**Challenge**:
Say the number of lines containing the string "MESES", and say nothing else.

── Supplied material ──

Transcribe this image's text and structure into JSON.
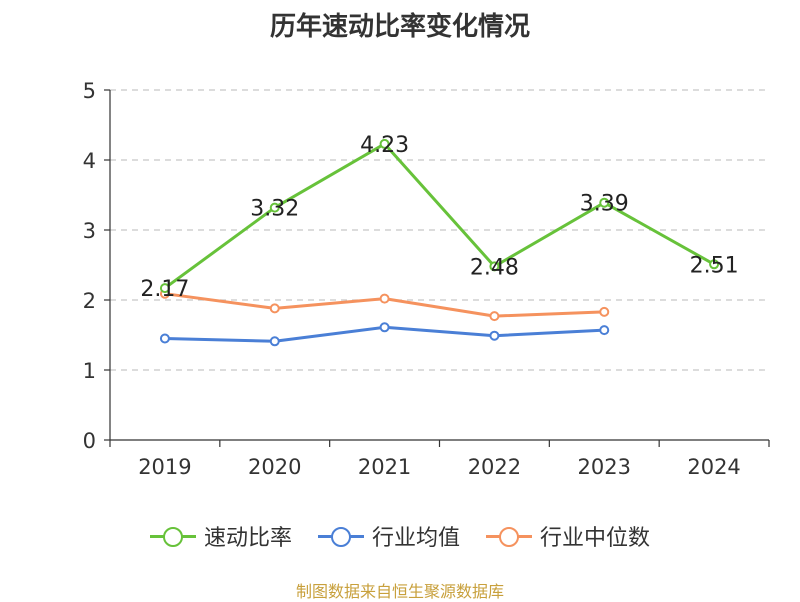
{
  "chart_data": {
    "type": "line",
    "title": "历年速动比率变化情况",
    "categories": [
      "2019",
      "2020",
      "2021",
      "2022",
      "2023",
      "2024"
    ],
    "ylim": [
      0,
      5
    ],
    "yticks": [
      0,
      1,
      2,
      3,
      4,
      5
    ],
    "grid": true,
    "series": [
      {
        "name": "速动比率",
        "color": "#67c23a",
        "values": [
          2.17,
          3.32,
          4.23,
          2.48,
          3.39,
          2.51
        ],
        "labels": [
          "2.17",
          "3.32",
          "4.23",
          "2.48",
          "3.39",
          "2.51"
        ]
      },
      {
        "name": "行业均值",
        "color": "#4a7fd6",
        "values": [
          1.45,
          1.41,
          1.61,
          1.49,
          1.57,
          null
        ]
      },
      {
        "name": "行业中位数",
        "color": "#f5925e",
        "values": [
          2.09,
          1.88,
          2.02,
          1.77,
          1.83,
          null
        ]
      }
    ],
    "legend_position": "bottom"
  },
  "source": "制图数据来自恒生聚源数据库"
}
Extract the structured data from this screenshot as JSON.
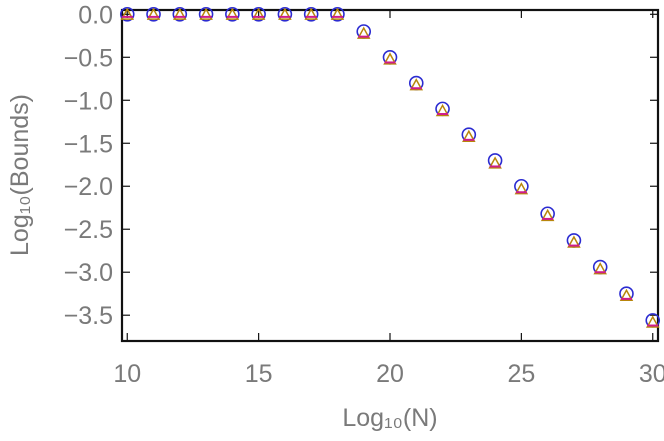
{
  "chart_data": {
    "type": "scatter",
    "xlabel": "Log₁₀(N)",
    "ylabel": "Log₁₀(Bounds)",
    "xlim": [
      9.8,
      30.2
    ],
    "ylim": [
      -3.8,
      0.05
    ],
    "xticks": [
      10,
      15,
      20,
      25,
      30
    ],
    "yticks": [
      0.0,
      -0.5,
      -1.0,
      -1.5,
      -2.0,
      -2.5,
      -3.0,
      -3.5
    ],
    "xtick_labels": [
      "10",
      "15",
      "20",
      "25",
      "30"
    ],
    "ytick_labels": [
      "0.0",
      "−0.5",
      "−1.0",
      "−1.5",
      "−2.0",
      "−2.5",
      "−3.0",
      "−3.5"
    ],
    "grid": false,
    "series": [
      {
        "marker": "circle",
        "color": "#2b2bd1",
        "x": [
          10,
          11,
          12,
          13,
          14,
          15,
          16,
          17,
          18,
          19,
          20,
          21,
          22,
          23,
          24,
          25,
          26,
          27,
          28,
          29,
          30
        ],
        "y": [
          0.0,
          0.0,
          0.0,
          0.0,
          0.0,
          0.0,
          0.0,
          0.0,
          0.0,
          -0.2,
          -0.5,
          -0.8,
          -1.1,
          -1.4,
          -1.7,
          -2.0,
          -2.32,
          -2.63,
          -2.94,
          -3.25,
          -3.56
        ]
      },
      {
        "marker": "triangle",
        "color": "#b8860b",
        "x": [
          10,
          11,
          12,
          13,
          14,
          15,
          16,
          17,
          18,
          19,
          20,
          21,
          22,
          23,
          24,
          25,
          26,
          27,
          28,
          29,
          30
        ],
        "y": [
          -0.01,
          -0.01,
          -0.01,
          -0.01,
          -0.01,
          -0.01,
          -0.01,
          -0.01,
          -0.01,
          -0.23,
          -0.53,
          -0.83,
          -1.13,
          -1.43,
          -1.74,
          -2.04,
          -2.35,
          -2.66,
          -2.97,
          -3.28,
          -3.59
        ]
      },
      {
        "marker": "underline",
        "color": "#d01c8b",
        "x": [
          10,
          11,
          12,
          13,
          14,
          15,
          16,
          17,
          18,
          19,
          20,
          21,
          22,
          23,
          24,
          25,
          26,
          27,
          28,
          29,
          30
        ],
        "y": [
          -0.03,
          -0.03,
          -0.03,
          -0.03,
          -0.03,
          -0.03,
          -0.03,
          -0.03,
          -0.03,
          -0.26,
          -0.56,
          -0.86,
          -1.16,
          -1.46,
          -1.77,
          -2.07,
          -2.38,
          -2.69,
          -3.0,
          -3.31,
          -3.62
        ]
      }
    ]
  }
}
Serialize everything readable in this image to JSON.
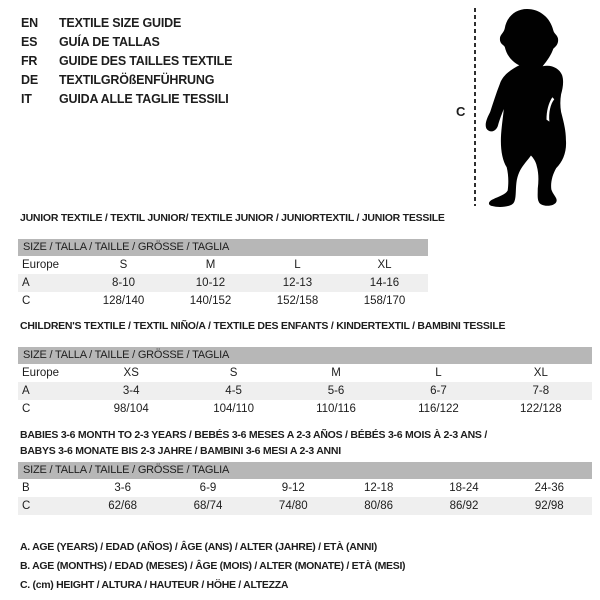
{
  "colors": {
    "text": "#1d1d1d",
    "table_header_bg": "#b7b7b7",
    "row_alt_bg": "#efefef",
    "silhouette": "#010101",
    "background": "#ffffff"
  },
  "language_guide": {
    "items": [
      {
        "code": "EN",
        "label": "TEXTILE SIZE GUIDE"
      },
      {
        "code": "ES",
        "label": "GUÍA DE TALLAS"
      },
      {
        "code": "FR",
        "label": "GUIDE DES TAILLES TEXTILE"
      },
      {
        "code": "DE",
        "label": "TEXTILGRÖßENFÜHRUNG"
      },
      {
        "code": "IT",
        "label": "GUIDA ALLE TAGLIE TESSILI"
      }
    ]
  },
  "figure": {
    "measure_label": "C",
    "icon": "baby-silhouette"
  },
  "tables": [
    {
      "id": "junior",
      "title": "JUNIOR TEXTILE / TEXTIL JUNIOR/ TEXTILE JUNIOR / JUNIORTEXTIL / JUNIOR TESSILE",
      "size_header": "SIZE / TALLA / TAILLE / GRÖSSE / TAGLIA",
      "rows": [
        {
          "label": "Europe",
          "cells": [
            "S",
            "M",
            "L",
            "XL"
          ],
          "shaded": false
        },
        {
          "label": "A",
          "cells": [
            "8-10",
            "10-12",
            "12-13",
            "14-16"
          ],
          "shaded": true
        },
        {
          "label": "C",
          "cells": [
            "128/140",
            "140/152",
            "152/158",
            "158/170"
          ],
          "shaded": false
        }
      ]
    },
    {
      "id": "children",
      "title": "CHILDREN'S TEXTILE / TEXTIL NIÑO/A / TEXTILE DES ENFANTS / KINDERTEXTIL / BAMBINI TESSILE",
      "size_header": "SIZE / TALLA / TAILLE / GRÖSSE / TAGLIA",
      "rows": [
        {
          "label": "Europe",
          "cells": [
            "XS",
            "S",
            "M",
            "L",
            "XL"
          ],
          "shaded": false
        },
        {
          "label": "A",
          "cells": [
            "3-4",
            "4-5",
            "5-6",
            "6-7",
            "7-8"
          ],
          "shaded": true
        },
        {
          "label": "C",
          "cells": [
            "98/104",
            "104/110",
            "110/116",
            "116/122",
            "122/128"
          ],
          "shaded": false
        }
      ]
    },
    {
      "id": "babies",
      "title": "BABIES 3-6 MONTH TO 2-3 YEARS / BEBÉS 3-6 MESES A 2-3 AÑOS / BÉBÉS 3-6 MOIS À 2-3 ANS / BABYS 3-6 MONATE BIS 2-3 JAHRE / BAMBINI 3-6 MESI A 2-3 ANNI",
      "size_header": "SIZE / TALLA / TAILLE / GRÖSSE / TAGLIA",
      "rows": [
        {
          "label": "B",
          "cells": [
            "3-6",
            "6-9",
            "9-12",
            "12-18",
            "18-24",
            "24-36"
          ],
          "shaded": false
        },
        {
          "label": "C",
          "cells": [
            "62/68",
            "68/74",
            "74/80",
            "80/86",
            "86/92",
            "92/98"
          ],
          "shaded": true
        }
      ]
    }
  ],
  "footnotes": [
    "A. AGE (YEARS) / EDAD (AÑOS) / ÂGE (ANS) / ALTER (JAHRE) / ETÀ (ANNI)",
    "B. AGE (MONTHS) / EDAD (MESES) / ÂGE (MOIS) / ALTER (MONATE) / ETÀ (MESI)",
    "C. (cm) HEIGHT / ALTURA / HAUTEUR / HÖHE / ALTEZZA"
  ]
}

───

**Complete output**:
2